_PROVIDED RECORDS_
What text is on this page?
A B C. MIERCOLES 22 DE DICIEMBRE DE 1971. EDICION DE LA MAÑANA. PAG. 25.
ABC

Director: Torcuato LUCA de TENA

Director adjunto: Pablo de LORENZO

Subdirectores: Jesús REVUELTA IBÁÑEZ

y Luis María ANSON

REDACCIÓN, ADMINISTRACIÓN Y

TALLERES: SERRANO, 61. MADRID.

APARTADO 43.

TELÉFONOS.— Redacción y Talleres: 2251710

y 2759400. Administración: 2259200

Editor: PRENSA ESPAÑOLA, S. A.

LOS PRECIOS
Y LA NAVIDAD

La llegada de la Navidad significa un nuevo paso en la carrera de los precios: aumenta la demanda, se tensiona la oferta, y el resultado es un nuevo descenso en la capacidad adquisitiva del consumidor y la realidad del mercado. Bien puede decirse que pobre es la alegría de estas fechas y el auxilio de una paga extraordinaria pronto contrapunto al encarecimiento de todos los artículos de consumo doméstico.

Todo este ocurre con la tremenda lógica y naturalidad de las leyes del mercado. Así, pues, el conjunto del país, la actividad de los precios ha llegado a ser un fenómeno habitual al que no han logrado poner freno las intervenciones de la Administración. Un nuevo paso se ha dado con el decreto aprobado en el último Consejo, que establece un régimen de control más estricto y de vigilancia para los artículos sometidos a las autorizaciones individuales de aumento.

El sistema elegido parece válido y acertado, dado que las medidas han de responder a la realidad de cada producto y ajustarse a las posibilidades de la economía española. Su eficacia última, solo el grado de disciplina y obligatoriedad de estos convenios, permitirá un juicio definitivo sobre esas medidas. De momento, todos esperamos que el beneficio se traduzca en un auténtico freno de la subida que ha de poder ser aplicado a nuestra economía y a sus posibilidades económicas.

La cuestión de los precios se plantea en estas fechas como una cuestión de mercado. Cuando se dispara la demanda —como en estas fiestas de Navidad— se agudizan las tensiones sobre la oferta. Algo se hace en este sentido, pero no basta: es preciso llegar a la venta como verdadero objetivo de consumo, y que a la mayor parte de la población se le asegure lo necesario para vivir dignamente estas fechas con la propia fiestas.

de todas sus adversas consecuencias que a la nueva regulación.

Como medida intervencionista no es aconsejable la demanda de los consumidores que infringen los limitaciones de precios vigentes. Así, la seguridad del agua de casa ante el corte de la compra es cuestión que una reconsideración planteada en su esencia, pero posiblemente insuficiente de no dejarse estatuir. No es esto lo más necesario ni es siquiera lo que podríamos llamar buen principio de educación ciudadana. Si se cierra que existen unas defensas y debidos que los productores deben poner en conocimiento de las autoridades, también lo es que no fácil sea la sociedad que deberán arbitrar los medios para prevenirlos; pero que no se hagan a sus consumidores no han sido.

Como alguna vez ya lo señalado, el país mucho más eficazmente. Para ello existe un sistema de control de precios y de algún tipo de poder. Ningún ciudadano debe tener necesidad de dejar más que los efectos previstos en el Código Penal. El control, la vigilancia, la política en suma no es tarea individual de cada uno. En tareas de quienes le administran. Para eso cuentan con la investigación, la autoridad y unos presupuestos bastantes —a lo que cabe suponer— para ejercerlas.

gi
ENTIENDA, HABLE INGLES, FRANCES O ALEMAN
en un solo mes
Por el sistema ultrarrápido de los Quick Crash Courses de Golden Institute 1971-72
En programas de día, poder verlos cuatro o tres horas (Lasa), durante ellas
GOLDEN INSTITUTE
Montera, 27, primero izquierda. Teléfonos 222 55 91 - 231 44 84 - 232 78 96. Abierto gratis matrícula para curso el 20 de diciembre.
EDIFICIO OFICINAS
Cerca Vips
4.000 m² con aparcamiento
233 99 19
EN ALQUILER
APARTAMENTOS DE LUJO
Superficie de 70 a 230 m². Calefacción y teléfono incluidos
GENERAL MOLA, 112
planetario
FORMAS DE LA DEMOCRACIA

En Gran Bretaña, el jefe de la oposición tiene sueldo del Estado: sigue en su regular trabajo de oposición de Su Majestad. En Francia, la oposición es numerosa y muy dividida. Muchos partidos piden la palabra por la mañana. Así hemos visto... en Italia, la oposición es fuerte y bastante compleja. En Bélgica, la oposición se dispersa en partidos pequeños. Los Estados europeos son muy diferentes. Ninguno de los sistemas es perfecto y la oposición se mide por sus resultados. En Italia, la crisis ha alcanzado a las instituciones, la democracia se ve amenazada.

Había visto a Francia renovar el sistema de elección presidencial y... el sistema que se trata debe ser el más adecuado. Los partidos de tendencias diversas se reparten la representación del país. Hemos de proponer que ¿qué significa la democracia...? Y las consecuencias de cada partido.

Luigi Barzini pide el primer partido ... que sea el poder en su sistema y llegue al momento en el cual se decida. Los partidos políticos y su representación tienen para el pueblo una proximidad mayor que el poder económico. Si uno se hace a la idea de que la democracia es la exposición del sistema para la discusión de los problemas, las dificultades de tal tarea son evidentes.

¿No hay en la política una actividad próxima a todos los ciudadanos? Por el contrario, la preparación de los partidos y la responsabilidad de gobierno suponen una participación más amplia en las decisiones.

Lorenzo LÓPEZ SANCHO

_EXERCISE DETAILS_
Return the entries in full, keeping every line exactly as it is.

_SOLUTION_
What text is on this page?
A B C. MIERCOLES 22 DE DICIEMBRE DE 1971. EDICION DE LA MAÑANA. PAG. 25.
ABC

Director: Torcuato LUCA de TENA

Director adjunto: Pablo de LORENZO

Subdirectores: Jesús REVUELTA IBÁÑEZ

y Luis María ANSON

REDACCIÓN, ADMINISTRACIÓN Y

TALLERES: SERRANO, 61. MADRID.

APARTADO 43.

TELÉFONOS.— Redacción y Talleres: 2251710

y 2759400. Administración: 2259200

Editor: PRENSA ESPAÑOLA, S. A.

LOS PRECIOS
Y LA NAVIDAD

La llegada de la Navidad significa un nuevo paso en la carrera de los precios: aumenta la demanda, se tensiona la oferta, y el resultado es un nuevo descenso en la capacidad adquisitiva del consumidor y la realidad del mercado. Bien puede decirse que pobre es la alegría de estas fechas y el auxilio de una paga extraordinaria pronto contrapunto al encarecimiento de todos los artículos de consumo doméstico.

Todo este ocurre con la tremenda lógica y naturalidad de las leyes del mercado. Así, pues, el conjunto del país, la actividad de los precios ha llegado a ser un fenómeno habitual al que no han logrado poner freno las intervenciones de la Administración. Un nuevo paso se ha dado con el decreto aprobado en el último Consejo, que establece un régimen de control más estricto y de vigilancia para los artículos sometidos a las autorizaciones individuales de aumento.

El sistema elegido parece válido y acertado, dado que las medidas han de responder a la realidad de cada producto y ajustarse a las posibilidades de la economía española. Su eficacia última, solo el grado de disciplina y obligatoriedad de estos convenios, permitirá un juicio definitivo sobre esas medidas. De momento, todos esperamos que el beneficio se traduzca en un auténtico freno de la subida que ha de poder ser aplicado a nuestra economía y a sus posibilidades económicas.

La cuestión de los precios se plantea en estas fechas como una cuestión de mercado. Cuando se dispara la demanda —como en estas fiestas de Navidad— se agudizan las tensiones sobre la oferta. Algo se hace en este sentido, pero no basta: es preciso llegar a la venta como verdadero objetivo de consumo, y que a la mayor parte de la población se le asegure lo necesario para vivir dignamente estas fechas con la propia fiestas.

de todas sus adversas consecuencias que a la nueva regulación.

Como medida intervencionista no es aconsejable la demanda de los consumidores que infringen los limitaciones de precios vigentes. Así, la seguridad del agua de casa ante el corte de la compra es cuestión que una reconsideración planteada en su esencia, pero posiblemente insuficiente de no dejarse estatuir. No es esto lo más necesario ni es siquiera lo que podríamos llamar buen principio de educación ciudadana. Si se cierra que existen unas defensas y debidos que los productores deben poner en conocimiento de las autoridades, también lo es que no fácil sea la sociedad que deberán arbitrar los medios para prevenirlos; pero que no se hagan a sus consumidores no han sido.

Como alguna vez ya lo señalado, el país mucho más eficazmente. Para ello existe un sistema de control de precios y de algún tipo de poder. Ningún ciudadano debe tener necesidad de dejar más que los efectos previstos en el Código Penal. El control, la vigilancia, la política en suma no es tarea individual de cada uno. En tareas de quienes le administran. Para eso cuentan con la investigación, la autoridad y unos presupuestos bastantes —a lo que cabe suponer— para ejercerlas.

gi
ENTIENDA, HABLE INGLES, FRANCES O ALEMAN
en un solo mes
Por el sistema ultrarrápido de los Quick Crash Courses de Golden Institute 1971-72
En programas de día, poder verlos cuatro o tres horas (Lasa), durante ellas
GOLDEN INSTITUTE
Montera, 27, primero izquierda. Teléfonos 222 55 91 - 231 44 84 - 232 78 96. Abierto gratis matrícula para curso el 20 de diciembre.
EDIFICIO OFICINAS
Cerca Vips
4.000 m² con aparcamiento
233 99 19
EN ALQUILER
APARTAMENTOS DE LUJO
Superficie de 70 a 230 m². Calefacción y teléfono incluidos
GENERAL MOLA, 112
planetario
FORMAS DE LA DEMOCRACIA

En Gran Bretaña, el jefe de la oposición tiene sueldo del Estado: sigue en su regular trabajo de oposición de Su Majestad. En Francia, la oposición es numerosa y muy dividida. Muchos partidos piden la palabra por la mañana. Así hemos visto... en Italia, la oposición es fuerte y bastante compleja. En Bélgica, la oposición se dispersa en partidos pequeños. Los Estados europeos son muy diferentes. Ninguno de los sistemas es perfecto y la oposición se mide por sus resultados. En Italia, la crisis ha alcanzado a las instituciones, la democracia se ve amenazada.

Había visto a Francia renovar el sistema de elección presidencial y... el sistema que se trata debe ser el más adecuado. Los partidos de tendencias diversas se reparten la representación del país. Hemos de proponer que ¿qué significa la democracia...? Y las consecuencias de cada partido.

Luigi Barzini pide el primer partido ... que sea el poder en su sistema y llegue al momento en el cual se decida. Los partidos políticos y su representación tienen para el pueblo una proximidad mayor que el poder económico. Si uno se hace a la idea de que la democracia es la exposición del sistema para la discusión de los problemas, las dificultades de tal tarea son evidentes.

¿No hay en la política una actividad próxima a todos los ciudadanos? Por el contrario, la preparación de los partidos y la responsabilidad de gobierno suponen una participación más amplia en las decisiones.

Lorenzo LÓPEZ SANCHO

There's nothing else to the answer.